▶ _THE RECORDS_:

------------------------------------------------------------

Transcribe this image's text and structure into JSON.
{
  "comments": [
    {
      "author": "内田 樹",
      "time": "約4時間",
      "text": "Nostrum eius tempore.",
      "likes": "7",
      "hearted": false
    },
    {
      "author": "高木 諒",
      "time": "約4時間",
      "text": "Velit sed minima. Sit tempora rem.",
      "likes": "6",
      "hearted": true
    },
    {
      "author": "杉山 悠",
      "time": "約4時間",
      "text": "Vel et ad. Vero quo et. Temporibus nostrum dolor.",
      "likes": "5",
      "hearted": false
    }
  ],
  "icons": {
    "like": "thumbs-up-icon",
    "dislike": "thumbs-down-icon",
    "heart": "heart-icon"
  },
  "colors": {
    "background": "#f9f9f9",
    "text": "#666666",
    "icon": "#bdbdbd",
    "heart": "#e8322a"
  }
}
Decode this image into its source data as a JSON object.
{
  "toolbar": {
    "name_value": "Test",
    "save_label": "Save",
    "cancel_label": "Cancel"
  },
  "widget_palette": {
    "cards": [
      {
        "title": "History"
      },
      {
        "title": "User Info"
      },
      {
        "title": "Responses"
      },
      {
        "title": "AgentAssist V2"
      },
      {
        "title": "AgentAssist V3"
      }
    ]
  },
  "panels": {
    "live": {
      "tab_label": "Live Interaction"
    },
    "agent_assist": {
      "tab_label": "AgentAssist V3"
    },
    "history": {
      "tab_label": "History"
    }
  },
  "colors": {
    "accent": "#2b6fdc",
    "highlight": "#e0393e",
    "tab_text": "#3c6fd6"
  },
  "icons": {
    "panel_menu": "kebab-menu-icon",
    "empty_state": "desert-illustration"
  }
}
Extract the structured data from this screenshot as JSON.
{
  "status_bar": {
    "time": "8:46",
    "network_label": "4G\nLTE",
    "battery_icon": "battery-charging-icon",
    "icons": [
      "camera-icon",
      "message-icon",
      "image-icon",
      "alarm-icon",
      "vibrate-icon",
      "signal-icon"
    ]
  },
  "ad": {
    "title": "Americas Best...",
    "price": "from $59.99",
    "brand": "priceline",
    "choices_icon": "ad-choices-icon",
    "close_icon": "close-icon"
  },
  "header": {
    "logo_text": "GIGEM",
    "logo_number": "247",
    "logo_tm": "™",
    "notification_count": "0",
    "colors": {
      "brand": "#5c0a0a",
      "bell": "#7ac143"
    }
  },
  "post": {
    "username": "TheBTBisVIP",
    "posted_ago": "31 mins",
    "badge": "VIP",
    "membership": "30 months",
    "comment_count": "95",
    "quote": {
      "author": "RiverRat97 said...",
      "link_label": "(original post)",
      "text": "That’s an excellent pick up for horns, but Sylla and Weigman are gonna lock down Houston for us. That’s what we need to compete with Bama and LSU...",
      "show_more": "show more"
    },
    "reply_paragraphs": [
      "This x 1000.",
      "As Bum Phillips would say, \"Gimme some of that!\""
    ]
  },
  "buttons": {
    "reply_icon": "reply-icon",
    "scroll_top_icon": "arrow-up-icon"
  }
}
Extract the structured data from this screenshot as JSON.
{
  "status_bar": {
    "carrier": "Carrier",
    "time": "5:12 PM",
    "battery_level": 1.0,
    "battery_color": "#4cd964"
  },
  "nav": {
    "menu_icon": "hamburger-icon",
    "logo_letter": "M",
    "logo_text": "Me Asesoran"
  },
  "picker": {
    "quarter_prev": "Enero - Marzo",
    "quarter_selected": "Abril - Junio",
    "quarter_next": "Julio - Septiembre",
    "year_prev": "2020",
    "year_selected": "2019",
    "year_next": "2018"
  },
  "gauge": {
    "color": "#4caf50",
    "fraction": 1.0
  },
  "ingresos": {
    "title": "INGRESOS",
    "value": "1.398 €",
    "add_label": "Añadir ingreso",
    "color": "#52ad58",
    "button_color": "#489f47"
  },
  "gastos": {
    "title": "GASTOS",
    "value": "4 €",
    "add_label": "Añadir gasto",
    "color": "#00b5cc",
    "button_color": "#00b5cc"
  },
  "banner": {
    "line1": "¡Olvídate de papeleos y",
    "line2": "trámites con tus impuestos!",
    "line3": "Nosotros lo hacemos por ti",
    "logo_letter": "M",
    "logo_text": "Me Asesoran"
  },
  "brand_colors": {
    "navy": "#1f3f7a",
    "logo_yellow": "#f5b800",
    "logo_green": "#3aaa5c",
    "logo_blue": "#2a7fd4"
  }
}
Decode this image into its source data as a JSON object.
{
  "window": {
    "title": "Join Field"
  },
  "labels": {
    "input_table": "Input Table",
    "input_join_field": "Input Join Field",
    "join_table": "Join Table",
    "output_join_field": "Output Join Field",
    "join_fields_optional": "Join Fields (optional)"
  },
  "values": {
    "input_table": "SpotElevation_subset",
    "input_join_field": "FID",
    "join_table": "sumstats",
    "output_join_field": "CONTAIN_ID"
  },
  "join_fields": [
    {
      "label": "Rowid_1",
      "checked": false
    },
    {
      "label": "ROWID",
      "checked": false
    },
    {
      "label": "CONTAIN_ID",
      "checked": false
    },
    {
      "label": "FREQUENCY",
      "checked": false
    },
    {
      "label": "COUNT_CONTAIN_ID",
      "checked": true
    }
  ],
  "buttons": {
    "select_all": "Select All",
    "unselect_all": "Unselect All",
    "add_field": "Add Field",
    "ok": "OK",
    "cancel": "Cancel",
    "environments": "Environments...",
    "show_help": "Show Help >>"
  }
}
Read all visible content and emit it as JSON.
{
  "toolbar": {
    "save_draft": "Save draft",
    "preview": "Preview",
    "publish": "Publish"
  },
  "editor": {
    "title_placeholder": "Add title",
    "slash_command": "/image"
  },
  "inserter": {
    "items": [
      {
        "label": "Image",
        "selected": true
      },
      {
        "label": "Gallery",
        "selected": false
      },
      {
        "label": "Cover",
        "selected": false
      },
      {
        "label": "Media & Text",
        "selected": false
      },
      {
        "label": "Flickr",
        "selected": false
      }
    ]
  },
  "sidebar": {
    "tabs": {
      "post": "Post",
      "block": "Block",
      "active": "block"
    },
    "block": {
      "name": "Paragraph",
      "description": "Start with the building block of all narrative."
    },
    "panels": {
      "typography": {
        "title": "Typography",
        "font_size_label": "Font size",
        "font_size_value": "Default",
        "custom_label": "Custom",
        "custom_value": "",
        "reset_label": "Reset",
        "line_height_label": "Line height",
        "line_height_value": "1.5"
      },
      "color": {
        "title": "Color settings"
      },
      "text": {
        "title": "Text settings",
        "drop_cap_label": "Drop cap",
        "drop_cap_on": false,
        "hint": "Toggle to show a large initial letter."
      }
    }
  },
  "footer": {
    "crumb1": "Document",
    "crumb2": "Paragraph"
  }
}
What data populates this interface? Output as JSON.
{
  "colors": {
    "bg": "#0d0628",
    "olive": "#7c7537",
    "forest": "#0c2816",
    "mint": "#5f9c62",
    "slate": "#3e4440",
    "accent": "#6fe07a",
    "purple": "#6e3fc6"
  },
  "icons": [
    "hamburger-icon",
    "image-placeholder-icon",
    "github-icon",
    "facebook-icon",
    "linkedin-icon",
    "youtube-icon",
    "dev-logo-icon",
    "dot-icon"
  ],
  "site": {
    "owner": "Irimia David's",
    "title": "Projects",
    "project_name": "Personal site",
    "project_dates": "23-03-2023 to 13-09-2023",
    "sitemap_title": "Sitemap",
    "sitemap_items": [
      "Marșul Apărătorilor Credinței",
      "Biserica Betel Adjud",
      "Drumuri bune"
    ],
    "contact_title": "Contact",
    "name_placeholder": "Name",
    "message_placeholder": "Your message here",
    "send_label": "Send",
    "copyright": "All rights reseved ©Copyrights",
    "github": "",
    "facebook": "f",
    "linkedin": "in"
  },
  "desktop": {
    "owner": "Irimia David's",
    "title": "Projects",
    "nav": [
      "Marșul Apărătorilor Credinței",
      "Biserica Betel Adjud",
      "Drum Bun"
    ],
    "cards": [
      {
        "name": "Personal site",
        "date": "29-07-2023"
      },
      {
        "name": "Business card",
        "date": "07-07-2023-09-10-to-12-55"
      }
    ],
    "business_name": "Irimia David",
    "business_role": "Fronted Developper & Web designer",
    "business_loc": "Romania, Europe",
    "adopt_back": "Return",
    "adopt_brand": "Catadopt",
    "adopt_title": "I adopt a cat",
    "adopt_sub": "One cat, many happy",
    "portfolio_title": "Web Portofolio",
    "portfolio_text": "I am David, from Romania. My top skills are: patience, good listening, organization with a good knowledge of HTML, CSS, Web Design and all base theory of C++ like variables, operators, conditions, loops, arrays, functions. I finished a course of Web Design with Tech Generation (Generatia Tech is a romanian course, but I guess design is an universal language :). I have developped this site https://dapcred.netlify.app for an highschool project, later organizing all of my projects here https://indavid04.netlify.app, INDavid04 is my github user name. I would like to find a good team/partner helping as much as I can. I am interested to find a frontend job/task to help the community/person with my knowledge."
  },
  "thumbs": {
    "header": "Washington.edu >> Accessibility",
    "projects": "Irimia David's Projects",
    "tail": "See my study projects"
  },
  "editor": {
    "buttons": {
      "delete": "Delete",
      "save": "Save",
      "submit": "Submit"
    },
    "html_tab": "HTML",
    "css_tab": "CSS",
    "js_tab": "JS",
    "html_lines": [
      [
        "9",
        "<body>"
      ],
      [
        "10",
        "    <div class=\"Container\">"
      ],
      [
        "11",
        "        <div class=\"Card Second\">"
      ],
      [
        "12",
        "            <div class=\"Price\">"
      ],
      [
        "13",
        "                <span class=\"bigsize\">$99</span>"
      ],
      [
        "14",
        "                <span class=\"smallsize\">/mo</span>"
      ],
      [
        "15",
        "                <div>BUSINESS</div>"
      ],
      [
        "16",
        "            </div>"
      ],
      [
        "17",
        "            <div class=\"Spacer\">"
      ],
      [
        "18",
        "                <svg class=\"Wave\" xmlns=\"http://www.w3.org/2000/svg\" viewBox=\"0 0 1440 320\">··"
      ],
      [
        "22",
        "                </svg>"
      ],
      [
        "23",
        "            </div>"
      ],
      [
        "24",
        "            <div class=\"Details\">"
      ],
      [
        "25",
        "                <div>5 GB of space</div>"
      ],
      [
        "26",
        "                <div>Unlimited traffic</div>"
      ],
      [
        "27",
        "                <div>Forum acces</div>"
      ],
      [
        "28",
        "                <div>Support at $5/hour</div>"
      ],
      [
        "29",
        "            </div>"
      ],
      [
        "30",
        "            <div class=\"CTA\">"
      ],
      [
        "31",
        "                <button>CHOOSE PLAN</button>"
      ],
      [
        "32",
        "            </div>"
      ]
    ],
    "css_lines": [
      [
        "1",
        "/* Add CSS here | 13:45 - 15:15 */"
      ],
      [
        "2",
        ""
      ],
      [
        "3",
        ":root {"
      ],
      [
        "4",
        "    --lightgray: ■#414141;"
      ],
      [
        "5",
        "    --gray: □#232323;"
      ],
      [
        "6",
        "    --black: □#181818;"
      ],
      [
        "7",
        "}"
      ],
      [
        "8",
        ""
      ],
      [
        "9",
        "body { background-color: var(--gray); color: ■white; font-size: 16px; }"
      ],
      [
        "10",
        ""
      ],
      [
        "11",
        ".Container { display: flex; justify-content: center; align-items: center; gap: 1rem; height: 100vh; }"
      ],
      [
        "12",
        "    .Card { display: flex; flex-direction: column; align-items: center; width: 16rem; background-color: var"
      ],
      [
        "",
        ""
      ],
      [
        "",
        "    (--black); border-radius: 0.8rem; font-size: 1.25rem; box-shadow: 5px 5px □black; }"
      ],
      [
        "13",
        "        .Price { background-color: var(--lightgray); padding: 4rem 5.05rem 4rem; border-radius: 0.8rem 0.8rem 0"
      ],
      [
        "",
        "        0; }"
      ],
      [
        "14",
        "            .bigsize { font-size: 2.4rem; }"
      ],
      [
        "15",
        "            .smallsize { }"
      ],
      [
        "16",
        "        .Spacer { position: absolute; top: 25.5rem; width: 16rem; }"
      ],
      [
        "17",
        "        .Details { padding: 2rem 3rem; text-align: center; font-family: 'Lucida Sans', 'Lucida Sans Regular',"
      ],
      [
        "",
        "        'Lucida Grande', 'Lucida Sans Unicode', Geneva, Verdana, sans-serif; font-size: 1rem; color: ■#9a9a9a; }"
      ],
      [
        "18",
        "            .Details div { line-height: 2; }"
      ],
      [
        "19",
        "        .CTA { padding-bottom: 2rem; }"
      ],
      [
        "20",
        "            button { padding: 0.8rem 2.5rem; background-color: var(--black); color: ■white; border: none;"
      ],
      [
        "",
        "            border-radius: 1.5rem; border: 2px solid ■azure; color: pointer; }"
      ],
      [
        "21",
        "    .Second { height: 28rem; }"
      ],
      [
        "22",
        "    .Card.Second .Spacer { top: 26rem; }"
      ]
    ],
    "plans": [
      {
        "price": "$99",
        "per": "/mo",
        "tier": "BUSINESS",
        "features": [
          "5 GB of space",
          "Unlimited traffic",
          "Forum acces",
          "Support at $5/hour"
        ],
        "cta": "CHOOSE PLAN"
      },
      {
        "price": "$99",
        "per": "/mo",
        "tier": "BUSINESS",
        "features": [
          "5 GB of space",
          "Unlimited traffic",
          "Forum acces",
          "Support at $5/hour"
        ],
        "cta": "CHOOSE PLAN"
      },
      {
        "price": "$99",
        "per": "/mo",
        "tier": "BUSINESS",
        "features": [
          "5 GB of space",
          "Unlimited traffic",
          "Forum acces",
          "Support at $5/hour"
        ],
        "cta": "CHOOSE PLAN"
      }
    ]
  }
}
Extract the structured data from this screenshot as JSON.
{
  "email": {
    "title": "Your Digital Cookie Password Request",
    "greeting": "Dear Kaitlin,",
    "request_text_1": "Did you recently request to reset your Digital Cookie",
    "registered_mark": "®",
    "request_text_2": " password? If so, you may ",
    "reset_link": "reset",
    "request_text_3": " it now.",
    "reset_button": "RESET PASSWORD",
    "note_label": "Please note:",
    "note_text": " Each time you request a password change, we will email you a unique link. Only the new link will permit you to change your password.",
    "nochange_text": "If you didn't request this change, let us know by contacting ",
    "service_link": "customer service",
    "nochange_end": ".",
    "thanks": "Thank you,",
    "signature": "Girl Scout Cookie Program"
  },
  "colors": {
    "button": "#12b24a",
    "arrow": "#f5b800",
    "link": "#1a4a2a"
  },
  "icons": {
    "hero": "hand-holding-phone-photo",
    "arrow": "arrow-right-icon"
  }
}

------------------------------------------------------------

▶ _EXERCISE GOAL_:
Find every line in the records above that contains the word "white", and copy each one.

▶ _RESPONSE FOR THIS EXERCISE_:
        "body { background-color: var(--gray); color: ■white; font-size: 16px; }"
        "            button { padding: 0.8rem 2.5rem; background-color: var(--black); color: ■white; border: none;"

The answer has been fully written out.